Entries from a dataset
◇ ◇ ◇
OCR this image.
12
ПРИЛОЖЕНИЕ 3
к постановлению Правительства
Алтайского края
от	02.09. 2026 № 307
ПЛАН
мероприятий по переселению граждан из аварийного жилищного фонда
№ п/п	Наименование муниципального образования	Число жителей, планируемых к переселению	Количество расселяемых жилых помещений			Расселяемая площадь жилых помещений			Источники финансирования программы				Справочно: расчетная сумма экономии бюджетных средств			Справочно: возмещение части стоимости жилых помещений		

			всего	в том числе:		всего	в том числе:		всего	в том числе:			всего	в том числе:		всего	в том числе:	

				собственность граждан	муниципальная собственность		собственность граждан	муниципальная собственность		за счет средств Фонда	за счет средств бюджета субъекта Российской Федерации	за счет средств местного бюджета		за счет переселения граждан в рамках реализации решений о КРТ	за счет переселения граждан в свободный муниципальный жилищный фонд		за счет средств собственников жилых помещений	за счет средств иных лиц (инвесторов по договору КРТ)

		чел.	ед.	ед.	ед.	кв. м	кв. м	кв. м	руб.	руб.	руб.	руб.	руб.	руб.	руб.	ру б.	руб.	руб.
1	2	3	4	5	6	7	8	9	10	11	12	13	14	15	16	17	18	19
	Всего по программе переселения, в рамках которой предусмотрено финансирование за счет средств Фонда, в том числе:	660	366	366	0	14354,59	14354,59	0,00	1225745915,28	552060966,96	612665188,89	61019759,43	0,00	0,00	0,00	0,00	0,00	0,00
◇ ◇ ◇
Extract the data exactly as given.

OCR this image.
12
ПРИЛОЖЕНИЕ 3
к постановлению Правительства
Алтайского края
от	02.09. 2026 № 307
ПЛАН
мероприятий по переселению граждан из аварийного жилищного фонда
№ п/п	Наименование муниципального образования	Число жителей, планируемых к переселению	Количество расселяемых жилых помещений			Расселяемая площадь жилых помещений			Источники финансирования программы				Справочно: расчетная сумма экономии бюджетных средств			Справочно: возмещение части стоимости жилых помещений		

			всего	в том числе:		всего	в том числе:		всего	в том числе:			всего	в том числе:		всего	в том числе:	

				собственность граждан	муниципальная собственность		собственность граждан	муниципальная собственность		за счет средств Фонда	за счет средств бюджета субъекта Российской Федерации	за счет средств местного бюджета		за счет переселения граждан в рамках реализации решений о КРТ	за счет переселения граждан в свободный муниципальный жилищный фонд		за счет средств собственников жилых помещений	за счет средств иных лиц (инвесторов по договору КРТ)

		чел.	ед.	ед.	ед.	кв. м	кв. м	кв. м	руб.	руб.	руб.	руб.	руб.	руб.	руб.	ру б.	руб.	руб.
1	2	3	4	5	6	7	8	9	10	11	12	13	14	15	16	17	18	19
	Всего по программе переселения, в рамках которой предусмотрено финансирование за счет средств Фонда, в том числе:	660	366	366	0	14354,59	14354,59	0,00	1225745915,28	552060966,96	612665188,89	61019759,43	0,00	0,00	0,00	0,00	0,00	0,00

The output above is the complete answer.